§ EXTRACT PROVIDED:
-- BEGIN --
He Said, She Said: Terminator Salvation
By Caroline Thibodeaux
June 1, 2009
BoxOfficeProphets.com

He (?) is discovering whether it is in fact better to burn out than fade away.

She Said...

Last week, the Big Daddy and I went to a movie that we had both been looking forward to for a long time. Terminator Salvation - the fourth entry in the Terminator franchise - starring Christian Bale and directed by McG had opened the previous day. When I plan to write about a film I make every attempt to avoid all the spoilers, reviews, rumors, murmurs and rants surrounding the movie's opening. While not an exactly impossible feat, it's never easy. Especially when the movie in question is a $200 million summer tentpole from Warner Bros. bearing the imprimatur of Terminator. The retooling and rebooting of a franchise this popular is just too much of an absurdly conspicuous event to the movie-going public. Word and innuendo were getting out and around big time and most of it wasn't that great. First of all, what kind of a Terminator movie do you make without Arnold? And secondly, not only was the star of the new film caught in an on-set expletive-filled tirade, but the guy responsible for Charlie's Angels: Full Throttle was in charge. (He's also an Executive Producer on Chuck, which is one of my favorite TV shows, but there's an unwritten rule somewhere that McG never gets credit for doing anything good no matter what.) Certainly, months before and especially the entire week leading up to opening I had heard aplenty. But none of that served to dim my excitement and anticipation for this movie.
-- END --
§ DATASET EXCERPTS:
-- BEGIN --
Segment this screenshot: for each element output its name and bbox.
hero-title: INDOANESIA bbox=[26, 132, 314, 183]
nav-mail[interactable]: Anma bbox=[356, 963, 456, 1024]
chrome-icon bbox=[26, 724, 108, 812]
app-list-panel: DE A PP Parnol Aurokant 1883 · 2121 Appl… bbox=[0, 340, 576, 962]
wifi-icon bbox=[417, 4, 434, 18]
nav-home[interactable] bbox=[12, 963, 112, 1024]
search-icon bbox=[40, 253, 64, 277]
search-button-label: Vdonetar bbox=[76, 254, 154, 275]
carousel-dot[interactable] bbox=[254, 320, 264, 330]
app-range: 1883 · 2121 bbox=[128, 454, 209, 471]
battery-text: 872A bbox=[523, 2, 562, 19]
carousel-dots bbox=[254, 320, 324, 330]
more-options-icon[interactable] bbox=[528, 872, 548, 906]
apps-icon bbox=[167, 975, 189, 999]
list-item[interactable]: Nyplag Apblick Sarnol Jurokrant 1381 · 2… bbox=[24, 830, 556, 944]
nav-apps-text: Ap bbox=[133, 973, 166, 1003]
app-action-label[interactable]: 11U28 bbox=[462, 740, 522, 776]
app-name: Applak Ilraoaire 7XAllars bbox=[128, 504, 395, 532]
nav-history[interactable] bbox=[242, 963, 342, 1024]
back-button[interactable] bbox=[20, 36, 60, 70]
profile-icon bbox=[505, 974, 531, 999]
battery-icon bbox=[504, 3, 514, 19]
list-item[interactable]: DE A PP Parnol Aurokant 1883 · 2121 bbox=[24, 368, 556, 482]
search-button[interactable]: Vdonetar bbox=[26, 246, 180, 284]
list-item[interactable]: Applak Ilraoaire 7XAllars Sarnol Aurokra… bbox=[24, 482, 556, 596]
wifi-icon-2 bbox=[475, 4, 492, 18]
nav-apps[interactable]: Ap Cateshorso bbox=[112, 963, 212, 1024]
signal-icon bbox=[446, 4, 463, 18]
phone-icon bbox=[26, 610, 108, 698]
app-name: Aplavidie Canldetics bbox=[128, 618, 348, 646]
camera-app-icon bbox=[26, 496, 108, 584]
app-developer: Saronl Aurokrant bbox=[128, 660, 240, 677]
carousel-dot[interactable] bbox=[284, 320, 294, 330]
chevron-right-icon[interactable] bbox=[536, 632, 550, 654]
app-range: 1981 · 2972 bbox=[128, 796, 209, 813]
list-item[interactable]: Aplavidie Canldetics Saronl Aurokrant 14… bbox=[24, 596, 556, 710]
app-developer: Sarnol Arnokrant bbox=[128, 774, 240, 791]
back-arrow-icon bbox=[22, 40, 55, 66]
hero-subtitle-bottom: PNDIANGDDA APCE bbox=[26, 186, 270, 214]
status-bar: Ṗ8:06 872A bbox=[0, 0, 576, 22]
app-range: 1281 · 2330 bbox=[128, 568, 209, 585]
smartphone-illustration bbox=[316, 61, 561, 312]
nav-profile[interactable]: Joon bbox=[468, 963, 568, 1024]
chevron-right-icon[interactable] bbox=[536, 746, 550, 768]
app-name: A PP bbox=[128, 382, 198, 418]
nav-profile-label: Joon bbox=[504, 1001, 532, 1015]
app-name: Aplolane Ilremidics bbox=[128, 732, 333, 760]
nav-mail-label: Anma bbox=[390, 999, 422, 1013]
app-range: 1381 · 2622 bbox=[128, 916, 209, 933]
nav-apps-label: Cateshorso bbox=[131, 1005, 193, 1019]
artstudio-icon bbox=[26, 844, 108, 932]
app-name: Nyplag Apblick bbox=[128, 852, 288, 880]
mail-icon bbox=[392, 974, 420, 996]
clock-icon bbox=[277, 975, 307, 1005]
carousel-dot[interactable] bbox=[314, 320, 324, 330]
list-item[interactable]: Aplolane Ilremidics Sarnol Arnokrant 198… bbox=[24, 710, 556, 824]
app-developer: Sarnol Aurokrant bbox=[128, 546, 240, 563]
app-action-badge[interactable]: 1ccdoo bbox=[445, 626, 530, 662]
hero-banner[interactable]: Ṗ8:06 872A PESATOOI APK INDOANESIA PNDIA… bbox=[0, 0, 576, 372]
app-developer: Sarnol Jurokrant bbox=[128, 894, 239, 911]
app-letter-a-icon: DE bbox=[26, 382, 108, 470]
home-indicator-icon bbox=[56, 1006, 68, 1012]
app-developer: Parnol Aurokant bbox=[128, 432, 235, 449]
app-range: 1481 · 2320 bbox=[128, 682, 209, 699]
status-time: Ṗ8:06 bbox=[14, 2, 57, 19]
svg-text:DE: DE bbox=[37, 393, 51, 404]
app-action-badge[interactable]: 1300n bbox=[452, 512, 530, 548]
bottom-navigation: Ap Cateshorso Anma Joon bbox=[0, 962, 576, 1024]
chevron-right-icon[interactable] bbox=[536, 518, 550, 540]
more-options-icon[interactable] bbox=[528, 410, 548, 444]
-- END --
-- BEGIN --
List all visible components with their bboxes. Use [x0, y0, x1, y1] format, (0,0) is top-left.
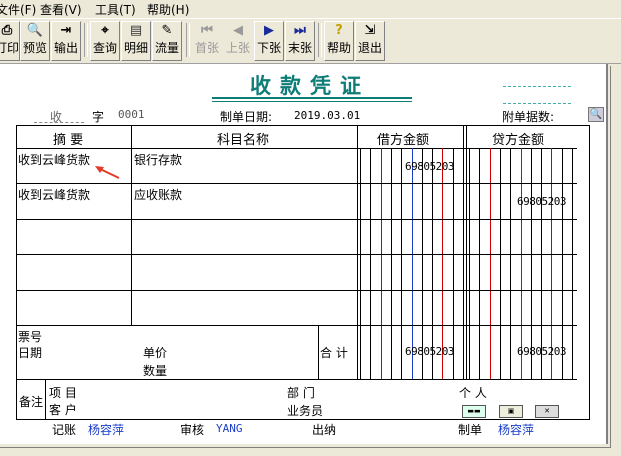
-- END --
-- BEGIN --
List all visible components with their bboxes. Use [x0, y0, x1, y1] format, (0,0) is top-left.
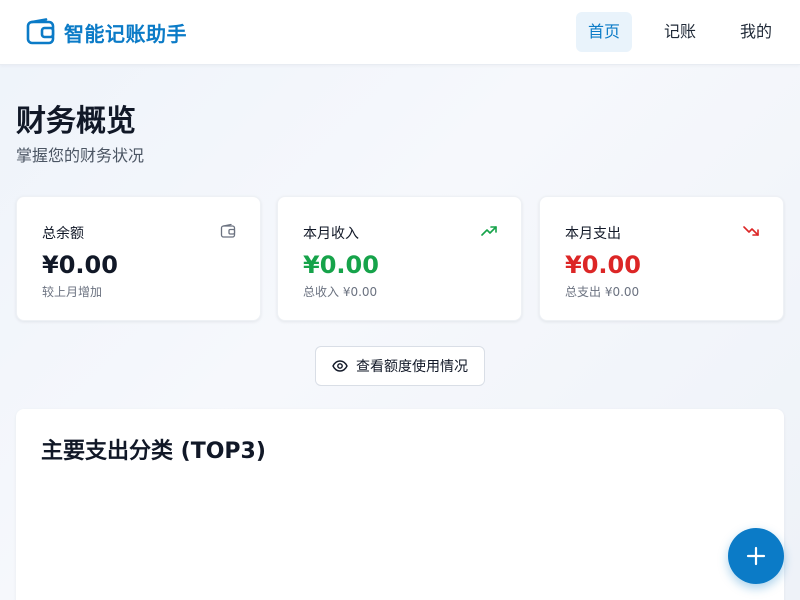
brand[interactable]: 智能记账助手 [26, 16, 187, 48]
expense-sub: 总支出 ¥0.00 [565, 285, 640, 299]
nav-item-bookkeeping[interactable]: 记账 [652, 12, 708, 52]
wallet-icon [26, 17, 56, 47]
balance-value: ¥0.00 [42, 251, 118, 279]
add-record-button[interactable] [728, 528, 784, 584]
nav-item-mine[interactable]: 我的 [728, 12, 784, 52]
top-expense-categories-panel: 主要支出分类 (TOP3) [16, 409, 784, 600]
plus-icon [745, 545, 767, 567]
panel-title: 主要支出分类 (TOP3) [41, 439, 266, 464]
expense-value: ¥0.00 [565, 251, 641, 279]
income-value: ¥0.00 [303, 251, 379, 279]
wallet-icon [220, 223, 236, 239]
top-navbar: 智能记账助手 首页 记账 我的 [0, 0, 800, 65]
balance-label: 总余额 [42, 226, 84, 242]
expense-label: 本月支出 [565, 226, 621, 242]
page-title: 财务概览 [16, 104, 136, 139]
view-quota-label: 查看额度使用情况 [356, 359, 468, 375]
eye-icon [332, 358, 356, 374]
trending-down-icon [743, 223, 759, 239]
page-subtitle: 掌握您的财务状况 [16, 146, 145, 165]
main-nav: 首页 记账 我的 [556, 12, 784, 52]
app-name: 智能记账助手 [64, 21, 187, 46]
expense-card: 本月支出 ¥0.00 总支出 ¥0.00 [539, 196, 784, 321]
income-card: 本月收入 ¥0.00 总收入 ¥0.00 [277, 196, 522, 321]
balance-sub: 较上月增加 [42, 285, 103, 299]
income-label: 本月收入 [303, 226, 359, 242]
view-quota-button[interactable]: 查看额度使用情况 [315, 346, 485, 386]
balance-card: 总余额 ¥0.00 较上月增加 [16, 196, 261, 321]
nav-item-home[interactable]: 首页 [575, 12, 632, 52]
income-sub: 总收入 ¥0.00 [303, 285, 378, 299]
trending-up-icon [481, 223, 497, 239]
-- END --
§ SET PROBLEM:
Could you continue the Terminator Salvation review from its last sentence, "But none of that served to dim my excitement and anticipation for this movie."?

§ RESPONSE TO THE TASK:
And how could I not be jazzed? After all, the story of what happened to the planet after Skynet destroyed most of humanity was about to get told. Previously, the audience had only been given glimpses and images of the post-Judgment Day war between the humans and the machines in the earlier films. The promise of a whole film devoted and dedicated to futuristic post-apocalyptic ass-kicking is the stuff that summer popcorn movie dreams are made of – at least as far as I'm concerned.

Unfortunately, all of my dreams did not come true. Succinctly put, the movie is not god-awful horrible by any means, but it could have been and should have been so very much more in so very many ways.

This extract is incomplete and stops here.